GIVEN PROBLEM:
Examine the entries and show every line in which the word "директора" is found.
[START DATASET RECORDS]
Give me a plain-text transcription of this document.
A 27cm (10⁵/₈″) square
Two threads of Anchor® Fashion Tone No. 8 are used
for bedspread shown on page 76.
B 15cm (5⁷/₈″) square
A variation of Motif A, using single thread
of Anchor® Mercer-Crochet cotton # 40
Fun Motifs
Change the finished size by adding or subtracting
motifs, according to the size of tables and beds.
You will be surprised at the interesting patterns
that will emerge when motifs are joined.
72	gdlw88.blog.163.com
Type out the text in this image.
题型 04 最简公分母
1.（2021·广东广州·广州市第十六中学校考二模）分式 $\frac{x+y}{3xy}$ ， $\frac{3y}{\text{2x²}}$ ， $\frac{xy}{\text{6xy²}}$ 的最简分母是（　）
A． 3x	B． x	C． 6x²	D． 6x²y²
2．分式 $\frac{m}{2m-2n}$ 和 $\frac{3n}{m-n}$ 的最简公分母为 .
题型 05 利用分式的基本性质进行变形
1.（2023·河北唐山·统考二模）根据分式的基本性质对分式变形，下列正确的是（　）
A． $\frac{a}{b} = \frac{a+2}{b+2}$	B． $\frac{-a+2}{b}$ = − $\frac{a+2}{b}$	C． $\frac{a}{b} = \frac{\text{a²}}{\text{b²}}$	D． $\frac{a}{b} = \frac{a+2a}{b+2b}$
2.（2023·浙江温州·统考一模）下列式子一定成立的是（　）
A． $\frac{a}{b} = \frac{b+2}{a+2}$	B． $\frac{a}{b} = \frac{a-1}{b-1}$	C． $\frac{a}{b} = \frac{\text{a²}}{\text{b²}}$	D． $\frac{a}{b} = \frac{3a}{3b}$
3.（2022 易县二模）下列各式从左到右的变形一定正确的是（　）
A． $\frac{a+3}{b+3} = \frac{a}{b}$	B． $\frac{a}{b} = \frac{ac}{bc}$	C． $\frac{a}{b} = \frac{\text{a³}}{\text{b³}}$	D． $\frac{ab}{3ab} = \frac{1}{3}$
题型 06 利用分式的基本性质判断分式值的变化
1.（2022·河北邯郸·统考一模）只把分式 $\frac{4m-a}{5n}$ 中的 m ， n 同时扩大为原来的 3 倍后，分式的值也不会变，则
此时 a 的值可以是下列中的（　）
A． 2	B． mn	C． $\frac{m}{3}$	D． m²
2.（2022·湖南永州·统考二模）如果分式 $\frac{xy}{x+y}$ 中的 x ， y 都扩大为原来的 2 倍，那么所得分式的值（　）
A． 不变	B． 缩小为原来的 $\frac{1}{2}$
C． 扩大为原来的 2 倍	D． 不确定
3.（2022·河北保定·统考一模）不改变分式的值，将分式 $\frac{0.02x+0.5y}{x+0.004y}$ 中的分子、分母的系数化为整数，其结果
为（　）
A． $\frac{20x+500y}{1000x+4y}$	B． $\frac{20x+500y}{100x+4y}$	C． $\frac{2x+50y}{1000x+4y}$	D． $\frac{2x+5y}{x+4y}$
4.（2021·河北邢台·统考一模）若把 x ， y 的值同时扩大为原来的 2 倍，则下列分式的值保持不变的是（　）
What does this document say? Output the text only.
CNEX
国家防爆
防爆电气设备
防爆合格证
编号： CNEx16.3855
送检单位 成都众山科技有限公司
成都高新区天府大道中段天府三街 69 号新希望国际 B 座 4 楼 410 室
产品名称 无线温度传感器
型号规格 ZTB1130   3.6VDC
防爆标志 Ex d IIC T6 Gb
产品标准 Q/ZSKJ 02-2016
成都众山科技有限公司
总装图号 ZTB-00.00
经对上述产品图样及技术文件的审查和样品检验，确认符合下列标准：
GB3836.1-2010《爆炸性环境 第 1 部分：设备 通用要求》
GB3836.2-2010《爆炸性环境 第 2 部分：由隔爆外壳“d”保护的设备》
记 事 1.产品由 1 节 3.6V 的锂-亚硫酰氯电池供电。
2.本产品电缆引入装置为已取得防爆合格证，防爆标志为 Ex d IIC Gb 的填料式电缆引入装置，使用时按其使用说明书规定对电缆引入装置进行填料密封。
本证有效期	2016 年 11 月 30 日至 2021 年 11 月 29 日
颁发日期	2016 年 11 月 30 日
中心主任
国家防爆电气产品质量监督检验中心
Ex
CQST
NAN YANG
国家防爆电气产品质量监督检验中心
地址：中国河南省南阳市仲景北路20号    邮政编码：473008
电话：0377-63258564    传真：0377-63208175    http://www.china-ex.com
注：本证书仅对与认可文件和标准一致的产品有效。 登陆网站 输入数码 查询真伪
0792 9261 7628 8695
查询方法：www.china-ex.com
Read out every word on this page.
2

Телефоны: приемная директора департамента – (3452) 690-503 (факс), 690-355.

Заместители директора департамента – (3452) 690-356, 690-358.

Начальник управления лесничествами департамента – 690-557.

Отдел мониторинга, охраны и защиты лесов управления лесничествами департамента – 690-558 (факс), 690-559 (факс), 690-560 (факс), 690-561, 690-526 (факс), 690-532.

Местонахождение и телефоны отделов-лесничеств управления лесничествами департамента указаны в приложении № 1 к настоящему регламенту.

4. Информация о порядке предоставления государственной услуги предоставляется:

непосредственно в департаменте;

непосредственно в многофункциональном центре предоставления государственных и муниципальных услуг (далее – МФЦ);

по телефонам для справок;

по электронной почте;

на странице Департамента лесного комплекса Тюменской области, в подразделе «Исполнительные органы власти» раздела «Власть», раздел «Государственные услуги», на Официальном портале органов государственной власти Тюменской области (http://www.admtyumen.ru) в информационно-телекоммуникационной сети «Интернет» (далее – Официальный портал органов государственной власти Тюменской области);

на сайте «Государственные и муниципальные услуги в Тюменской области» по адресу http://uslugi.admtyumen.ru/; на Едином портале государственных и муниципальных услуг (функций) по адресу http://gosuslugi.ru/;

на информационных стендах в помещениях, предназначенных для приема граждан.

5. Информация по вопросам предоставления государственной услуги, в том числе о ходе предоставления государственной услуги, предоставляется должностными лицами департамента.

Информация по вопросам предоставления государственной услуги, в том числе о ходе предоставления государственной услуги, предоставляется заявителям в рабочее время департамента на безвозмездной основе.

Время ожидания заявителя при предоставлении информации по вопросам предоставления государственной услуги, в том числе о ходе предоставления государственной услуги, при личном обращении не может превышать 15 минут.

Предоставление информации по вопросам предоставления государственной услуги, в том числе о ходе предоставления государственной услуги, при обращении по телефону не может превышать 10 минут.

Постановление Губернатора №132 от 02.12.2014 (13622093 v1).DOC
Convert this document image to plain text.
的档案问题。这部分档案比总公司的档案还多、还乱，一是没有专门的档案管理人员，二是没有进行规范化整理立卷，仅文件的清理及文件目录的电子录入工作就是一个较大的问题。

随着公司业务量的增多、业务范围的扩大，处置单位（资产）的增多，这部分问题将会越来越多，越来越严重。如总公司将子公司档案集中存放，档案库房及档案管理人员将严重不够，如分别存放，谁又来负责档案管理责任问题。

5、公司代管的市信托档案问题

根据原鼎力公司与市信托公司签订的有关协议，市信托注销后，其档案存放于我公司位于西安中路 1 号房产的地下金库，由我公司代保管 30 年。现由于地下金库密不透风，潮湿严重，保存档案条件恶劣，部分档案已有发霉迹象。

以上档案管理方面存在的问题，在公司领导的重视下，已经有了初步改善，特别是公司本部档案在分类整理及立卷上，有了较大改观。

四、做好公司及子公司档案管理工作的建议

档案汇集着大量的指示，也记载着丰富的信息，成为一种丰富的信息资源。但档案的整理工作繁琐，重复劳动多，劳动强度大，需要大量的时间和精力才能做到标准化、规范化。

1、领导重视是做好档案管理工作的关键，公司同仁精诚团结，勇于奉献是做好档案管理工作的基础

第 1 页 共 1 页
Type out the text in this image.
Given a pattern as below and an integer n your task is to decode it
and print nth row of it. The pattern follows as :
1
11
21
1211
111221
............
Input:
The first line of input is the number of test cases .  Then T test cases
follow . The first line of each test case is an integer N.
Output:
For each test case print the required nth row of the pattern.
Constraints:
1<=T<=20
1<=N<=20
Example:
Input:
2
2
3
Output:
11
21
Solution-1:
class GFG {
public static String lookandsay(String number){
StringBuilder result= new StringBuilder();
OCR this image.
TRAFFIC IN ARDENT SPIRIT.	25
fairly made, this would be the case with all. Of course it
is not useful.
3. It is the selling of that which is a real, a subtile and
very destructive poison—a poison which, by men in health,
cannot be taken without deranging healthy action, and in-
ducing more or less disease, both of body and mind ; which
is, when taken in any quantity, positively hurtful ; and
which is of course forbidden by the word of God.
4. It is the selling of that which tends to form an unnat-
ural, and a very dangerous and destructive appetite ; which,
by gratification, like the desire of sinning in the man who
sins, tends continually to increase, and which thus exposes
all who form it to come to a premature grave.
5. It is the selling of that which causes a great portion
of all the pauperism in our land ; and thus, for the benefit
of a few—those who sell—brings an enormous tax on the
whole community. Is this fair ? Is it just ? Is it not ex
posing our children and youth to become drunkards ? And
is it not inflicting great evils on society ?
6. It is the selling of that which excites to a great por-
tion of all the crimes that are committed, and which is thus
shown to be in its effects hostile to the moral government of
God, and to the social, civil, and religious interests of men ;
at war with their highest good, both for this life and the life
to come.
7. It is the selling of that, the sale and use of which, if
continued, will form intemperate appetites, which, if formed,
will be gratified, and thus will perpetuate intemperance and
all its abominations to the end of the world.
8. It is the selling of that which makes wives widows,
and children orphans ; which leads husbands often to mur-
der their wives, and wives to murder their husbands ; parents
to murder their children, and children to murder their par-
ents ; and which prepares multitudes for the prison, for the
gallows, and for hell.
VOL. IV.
[END DATASET RECORDS]
EXERCISE OUTPUT:
Телефоны: приемная директора департамента – (3452) 690-503 (факс), 690-355.
Заместители директора департамента – (3452) 690-356, 690-358.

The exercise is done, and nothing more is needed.